Trecho do documento:
───


   Na política, principalmente em eleições, usam-se os dois tipos de oratória: a da racionalidade e a da sedução. É necessário, entretanto, entender que pertencem a categorias diferentes, e que, portanto, usam regras e técnicas completamente diferentes entre si. Mais que isso, é preciso saber com clareza, quando usar um ou outro.

   É preciso estar preparado para uma reação inicial de defesa

   O discurso pode servir como veículo de comunicação, para os mais variados fins (discurso de aniversário, de formatura, discurso fúnebre etc.), cada um deles construído especificamente para a razão que levou aquele público a se reunir. Já o discurso político, assume a especificidade da política. Todo discurso político se constitui numa peça de persuasão em torno de um tema público invariavelmente controvertido.

   Enquadra-se naquilo que se chama de comunicação interessada, isto é, aquela comunicação que visa levar os ouvintes a adotar uma atitude pretendida pelo orador.

───

Dados para compreensão de documentos
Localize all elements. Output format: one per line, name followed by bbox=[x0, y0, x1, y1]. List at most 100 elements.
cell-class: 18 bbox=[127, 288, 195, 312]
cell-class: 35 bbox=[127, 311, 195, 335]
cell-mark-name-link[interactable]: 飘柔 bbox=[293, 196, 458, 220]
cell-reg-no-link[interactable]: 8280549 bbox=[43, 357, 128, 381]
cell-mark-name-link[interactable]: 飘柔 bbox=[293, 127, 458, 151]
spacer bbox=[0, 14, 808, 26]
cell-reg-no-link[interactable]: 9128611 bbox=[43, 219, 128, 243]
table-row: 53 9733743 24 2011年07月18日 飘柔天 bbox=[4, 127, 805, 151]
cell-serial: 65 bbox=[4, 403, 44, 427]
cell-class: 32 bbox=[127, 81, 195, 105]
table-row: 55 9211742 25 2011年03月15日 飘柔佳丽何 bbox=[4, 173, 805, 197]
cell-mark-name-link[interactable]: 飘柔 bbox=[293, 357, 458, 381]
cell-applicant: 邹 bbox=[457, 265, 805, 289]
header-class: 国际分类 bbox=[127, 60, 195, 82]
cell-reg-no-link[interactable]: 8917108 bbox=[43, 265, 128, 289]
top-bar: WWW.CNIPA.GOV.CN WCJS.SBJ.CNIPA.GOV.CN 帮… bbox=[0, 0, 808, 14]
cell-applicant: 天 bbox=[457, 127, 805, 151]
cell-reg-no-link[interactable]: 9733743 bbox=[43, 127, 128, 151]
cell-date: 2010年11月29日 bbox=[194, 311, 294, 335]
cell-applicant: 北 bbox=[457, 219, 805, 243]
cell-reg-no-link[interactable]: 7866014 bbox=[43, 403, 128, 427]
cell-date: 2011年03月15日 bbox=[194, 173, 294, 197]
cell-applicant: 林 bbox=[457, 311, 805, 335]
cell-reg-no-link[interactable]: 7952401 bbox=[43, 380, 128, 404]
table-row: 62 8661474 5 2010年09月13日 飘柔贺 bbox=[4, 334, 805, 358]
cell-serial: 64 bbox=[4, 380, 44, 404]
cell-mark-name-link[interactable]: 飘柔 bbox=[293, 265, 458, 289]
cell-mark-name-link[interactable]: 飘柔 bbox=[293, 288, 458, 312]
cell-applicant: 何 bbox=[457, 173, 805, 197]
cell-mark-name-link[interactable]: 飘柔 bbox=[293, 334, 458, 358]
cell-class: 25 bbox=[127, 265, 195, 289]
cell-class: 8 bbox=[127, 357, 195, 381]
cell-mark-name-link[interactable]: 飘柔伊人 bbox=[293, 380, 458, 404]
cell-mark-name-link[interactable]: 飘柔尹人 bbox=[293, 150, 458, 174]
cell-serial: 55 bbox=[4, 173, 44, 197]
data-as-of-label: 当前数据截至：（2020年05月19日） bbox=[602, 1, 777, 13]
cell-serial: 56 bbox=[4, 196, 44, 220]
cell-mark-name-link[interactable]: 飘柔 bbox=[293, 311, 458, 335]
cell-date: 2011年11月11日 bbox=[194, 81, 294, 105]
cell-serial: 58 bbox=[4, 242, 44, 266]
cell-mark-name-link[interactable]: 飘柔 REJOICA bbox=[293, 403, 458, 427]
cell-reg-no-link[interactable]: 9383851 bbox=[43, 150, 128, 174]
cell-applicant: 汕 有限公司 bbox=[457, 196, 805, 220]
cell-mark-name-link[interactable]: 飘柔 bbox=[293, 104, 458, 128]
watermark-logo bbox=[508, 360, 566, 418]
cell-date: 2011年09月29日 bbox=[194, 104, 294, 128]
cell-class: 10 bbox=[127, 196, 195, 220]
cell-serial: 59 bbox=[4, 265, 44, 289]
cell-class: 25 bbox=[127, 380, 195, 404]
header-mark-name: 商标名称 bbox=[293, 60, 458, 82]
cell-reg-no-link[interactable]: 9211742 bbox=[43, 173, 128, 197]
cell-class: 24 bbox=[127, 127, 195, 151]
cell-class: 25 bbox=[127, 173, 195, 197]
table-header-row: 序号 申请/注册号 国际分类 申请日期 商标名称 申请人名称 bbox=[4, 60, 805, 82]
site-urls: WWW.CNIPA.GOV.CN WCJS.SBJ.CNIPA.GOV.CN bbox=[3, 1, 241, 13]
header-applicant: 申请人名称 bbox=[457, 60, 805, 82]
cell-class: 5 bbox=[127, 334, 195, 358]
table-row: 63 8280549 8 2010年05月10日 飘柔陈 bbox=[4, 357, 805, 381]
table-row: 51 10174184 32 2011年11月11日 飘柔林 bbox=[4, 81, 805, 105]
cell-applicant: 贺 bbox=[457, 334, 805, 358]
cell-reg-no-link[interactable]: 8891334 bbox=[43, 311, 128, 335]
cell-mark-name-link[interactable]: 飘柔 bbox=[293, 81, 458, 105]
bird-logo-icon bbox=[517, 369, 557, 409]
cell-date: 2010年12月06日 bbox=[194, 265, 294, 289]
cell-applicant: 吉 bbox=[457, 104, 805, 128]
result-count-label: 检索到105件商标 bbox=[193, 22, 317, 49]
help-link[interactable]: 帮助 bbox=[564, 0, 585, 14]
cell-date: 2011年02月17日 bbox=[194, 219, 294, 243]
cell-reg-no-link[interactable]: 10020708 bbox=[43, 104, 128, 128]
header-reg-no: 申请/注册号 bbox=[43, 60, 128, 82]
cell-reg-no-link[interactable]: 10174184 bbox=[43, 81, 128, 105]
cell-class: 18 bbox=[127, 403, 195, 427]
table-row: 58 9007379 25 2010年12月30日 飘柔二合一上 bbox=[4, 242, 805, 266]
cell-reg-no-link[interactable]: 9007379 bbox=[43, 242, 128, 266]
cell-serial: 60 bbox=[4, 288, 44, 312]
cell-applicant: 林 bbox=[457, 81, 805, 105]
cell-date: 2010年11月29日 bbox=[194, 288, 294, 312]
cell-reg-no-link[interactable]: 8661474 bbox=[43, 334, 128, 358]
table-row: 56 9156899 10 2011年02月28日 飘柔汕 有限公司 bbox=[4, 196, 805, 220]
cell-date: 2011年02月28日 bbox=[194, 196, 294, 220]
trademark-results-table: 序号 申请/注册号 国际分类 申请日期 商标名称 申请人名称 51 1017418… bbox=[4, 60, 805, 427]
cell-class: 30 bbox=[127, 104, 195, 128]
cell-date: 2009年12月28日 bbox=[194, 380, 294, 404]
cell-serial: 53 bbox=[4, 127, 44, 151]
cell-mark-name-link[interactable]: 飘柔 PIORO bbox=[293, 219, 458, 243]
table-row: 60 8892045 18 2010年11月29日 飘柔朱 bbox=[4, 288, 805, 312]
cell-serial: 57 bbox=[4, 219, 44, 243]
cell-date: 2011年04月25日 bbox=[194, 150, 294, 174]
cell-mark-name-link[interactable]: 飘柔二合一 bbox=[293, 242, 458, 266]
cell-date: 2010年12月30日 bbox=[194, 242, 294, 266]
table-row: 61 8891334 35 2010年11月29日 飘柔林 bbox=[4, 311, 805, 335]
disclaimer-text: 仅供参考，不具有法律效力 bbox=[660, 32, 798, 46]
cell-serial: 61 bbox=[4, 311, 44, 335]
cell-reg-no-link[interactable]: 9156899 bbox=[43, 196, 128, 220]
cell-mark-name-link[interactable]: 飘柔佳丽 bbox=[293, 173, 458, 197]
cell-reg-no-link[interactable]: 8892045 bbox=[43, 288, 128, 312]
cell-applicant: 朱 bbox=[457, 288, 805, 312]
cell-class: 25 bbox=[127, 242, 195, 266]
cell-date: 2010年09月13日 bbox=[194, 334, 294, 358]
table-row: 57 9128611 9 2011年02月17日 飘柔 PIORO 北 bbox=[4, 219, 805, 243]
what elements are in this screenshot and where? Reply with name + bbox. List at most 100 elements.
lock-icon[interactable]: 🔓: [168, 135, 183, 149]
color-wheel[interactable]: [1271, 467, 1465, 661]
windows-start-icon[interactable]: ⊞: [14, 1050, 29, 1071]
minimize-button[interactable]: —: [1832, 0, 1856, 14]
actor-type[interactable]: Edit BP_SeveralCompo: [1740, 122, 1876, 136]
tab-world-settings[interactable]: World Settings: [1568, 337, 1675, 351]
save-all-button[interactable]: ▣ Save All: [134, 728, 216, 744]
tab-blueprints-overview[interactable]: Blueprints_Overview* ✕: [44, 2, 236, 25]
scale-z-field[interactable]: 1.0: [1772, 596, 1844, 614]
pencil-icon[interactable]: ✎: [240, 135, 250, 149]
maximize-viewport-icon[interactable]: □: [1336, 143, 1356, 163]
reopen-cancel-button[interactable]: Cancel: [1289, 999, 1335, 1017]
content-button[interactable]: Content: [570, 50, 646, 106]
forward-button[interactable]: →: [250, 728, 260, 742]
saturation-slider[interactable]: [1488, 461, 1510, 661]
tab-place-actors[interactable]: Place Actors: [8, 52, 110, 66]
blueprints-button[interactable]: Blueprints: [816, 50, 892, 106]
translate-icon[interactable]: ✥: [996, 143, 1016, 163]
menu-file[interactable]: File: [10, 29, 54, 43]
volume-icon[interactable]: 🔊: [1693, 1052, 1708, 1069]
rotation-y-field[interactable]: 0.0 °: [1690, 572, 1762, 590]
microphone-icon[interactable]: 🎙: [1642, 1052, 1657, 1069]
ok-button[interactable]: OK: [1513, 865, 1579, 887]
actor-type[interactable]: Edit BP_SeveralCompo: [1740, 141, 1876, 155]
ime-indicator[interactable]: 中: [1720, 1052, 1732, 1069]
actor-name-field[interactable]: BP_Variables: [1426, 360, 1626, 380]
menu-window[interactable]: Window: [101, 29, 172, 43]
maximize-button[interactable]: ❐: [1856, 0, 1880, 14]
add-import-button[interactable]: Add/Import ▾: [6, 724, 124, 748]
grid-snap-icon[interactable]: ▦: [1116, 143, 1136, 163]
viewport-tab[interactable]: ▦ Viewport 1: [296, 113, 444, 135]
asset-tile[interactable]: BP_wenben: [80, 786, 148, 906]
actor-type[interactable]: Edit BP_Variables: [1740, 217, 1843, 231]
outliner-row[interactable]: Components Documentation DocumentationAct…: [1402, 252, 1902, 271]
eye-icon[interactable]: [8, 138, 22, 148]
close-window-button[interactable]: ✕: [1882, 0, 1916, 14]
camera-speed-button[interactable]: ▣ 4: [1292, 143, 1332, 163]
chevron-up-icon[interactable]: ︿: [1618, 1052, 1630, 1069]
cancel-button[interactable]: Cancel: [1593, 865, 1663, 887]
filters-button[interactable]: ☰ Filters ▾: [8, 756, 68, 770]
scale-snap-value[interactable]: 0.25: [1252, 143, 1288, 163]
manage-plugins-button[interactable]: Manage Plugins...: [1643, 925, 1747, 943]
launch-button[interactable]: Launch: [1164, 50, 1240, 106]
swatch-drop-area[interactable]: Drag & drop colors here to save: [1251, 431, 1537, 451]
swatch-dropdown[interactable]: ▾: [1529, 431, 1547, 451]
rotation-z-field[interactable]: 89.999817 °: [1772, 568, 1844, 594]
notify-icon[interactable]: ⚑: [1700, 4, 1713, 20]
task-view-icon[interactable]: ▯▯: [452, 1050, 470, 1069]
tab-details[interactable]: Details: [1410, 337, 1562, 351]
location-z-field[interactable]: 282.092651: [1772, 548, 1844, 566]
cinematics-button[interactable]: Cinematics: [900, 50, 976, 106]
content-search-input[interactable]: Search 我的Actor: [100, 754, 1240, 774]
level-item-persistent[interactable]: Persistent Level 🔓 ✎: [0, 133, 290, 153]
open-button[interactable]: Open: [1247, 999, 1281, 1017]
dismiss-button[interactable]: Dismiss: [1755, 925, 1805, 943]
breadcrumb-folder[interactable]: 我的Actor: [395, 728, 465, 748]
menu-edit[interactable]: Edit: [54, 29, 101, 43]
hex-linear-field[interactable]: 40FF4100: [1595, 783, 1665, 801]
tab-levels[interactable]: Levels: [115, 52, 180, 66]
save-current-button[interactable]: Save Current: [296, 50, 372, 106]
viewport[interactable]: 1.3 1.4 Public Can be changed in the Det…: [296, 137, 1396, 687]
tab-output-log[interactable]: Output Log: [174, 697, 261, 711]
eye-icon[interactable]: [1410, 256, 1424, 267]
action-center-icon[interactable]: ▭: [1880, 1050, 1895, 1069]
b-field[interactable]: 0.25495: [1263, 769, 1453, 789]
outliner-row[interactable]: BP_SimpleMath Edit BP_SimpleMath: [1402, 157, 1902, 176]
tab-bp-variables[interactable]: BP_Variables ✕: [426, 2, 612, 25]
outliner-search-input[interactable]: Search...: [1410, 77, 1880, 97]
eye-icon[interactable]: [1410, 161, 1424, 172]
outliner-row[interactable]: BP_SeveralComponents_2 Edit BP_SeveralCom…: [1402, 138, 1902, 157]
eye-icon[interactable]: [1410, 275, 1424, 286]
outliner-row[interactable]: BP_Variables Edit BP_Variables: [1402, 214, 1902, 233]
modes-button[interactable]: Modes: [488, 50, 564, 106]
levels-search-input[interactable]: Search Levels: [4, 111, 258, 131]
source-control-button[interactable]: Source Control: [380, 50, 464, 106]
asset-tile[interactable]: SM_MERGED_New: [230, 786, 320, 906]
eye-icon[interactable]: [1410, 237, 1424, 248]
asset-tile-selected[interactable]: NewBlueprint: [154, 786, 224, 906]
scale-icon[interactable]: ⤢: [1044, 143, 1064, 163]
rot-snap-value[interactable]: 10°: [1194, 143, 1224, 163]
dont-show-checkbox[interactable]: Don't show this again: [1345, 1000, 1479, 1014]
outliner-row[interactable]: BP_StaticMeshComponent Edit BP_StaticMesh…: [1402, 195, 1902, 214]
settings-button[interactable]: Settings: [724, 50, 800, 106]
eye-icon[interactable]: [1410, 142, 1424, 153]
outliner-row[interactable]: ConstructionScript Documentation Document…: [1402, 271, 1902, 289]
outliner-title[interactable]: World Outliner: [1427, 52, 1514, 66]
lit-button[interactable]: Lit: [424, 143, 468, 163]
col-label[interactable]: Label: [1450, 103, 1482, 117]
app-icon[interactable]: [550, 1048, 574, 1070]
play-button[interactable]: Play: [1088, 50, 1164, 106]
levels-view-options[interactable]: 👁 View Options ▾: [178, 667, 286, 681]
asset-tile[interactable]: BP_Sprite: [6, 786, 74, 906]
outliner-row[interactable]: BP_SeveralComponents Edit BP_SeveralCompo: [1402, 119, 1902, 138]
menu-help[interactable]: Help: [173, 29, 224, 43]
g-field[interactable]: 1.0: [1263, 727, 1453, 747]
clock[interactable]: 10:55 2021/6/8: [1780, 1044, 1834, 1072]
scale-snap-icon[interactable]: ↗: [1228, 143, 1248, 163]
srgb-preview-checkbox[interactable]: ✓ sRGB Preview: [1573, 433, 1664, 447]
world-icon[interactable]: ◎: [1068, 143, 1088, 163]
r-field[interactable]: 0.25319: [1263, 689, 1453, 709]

───

O que fazer:
a: Como fica em inglês a frase "Todo discurso político se constitui numa peça de persuasão em torno de um tema público invariavelmente controvertido.", tirada do texto sobre oratória política?
b: Redigite, sem nenhuma alteração, a parte do texto sobre oratória política que se inicia com as palavras que contêm "Na política, principalmente" e se encerra com "público invariavelmente controvertido.".
c: Prolongue o texto sobre oratória política, retomando-o logo depois da última frase apresentada.
Os itens não são necessários para resolver nada aqui.

Respostas do exercício:
a: Every political speech constitutes a piece of persuasion around an invariably controversial public issue.

b:
Na política, principalmente em eleições, usam-se os dois tipos de oratória: a da racionalidade e a da sedução. É necessário, entretanto, entender que pertencem a categorias diferentes, e que, portanto, usam regras e técnicas completamente diferentes entre si. Mais que isso, é preciso saber com clareza, quando usar um ou outro.

   É preciso estar preparado para uma reação inicial de defesa

   O discurso pode servir como veículo de comunicação, para os mais variados fins (discurso de aniversário, de formatura, discurso fúnebre etc.), cada um deles construído especificamente para a razão que levou aquele público a se reunir. Já o discurso político, assume a especificidade da política. Todo discurso político se constitui numa peça de persuasão em torno de um tema público invariavelmente controvertido.

c:
   Trata-se de um tipo de comunicação muito semelhante à do vendedor frente ao seu comprador potencial. Também ele usa da persuasão para levar o seu ouvinte a tomar a atitude que lhe interessa, no caso, a de comprar o produto que ele vende.

   Porque é tão importante caracterizar a comunicação política como um tipo de comunicação interessada? Pela razão de que a própria estrutura da situação já predispõe o ouvinte a uma posição defensiva, comumente de ceticismo, quando não de franca hostilidade ao orador e à mensagem.

   Tanto o vendedor como o político são pessoas catalogadas socialmente como interessadas em obter algo das pessoas que procuram. São estereótipos sociais difíceis de contornar, porque correspondem à realidade. Ambos, no exercício de sua atividade, são pessoas que buscam "alguma coisa que as pessoas têm", e nas quais estão intensamente interessados.

   Por esta razão, o político (como o vendedor) precisa estar preparado para superar a reação inicial de defesa e ceticismo, afim de que seus argumentos possam ser apreciados com boa vontade, ou pelo menos neutralidade. O político, mesmo em situações sociais, é percebido como alguém que está a se aproveitar da oportunidade "para vender o seu peixe", como se diz na linguagem popular.

   Assim, o discurso político, a menos que seja pronunciado para um público de "fiéis", já previamente identificados com as idéias e a pessoa do orador, sempre enfrentará uma resistência e uma auto-defesa silenciosa.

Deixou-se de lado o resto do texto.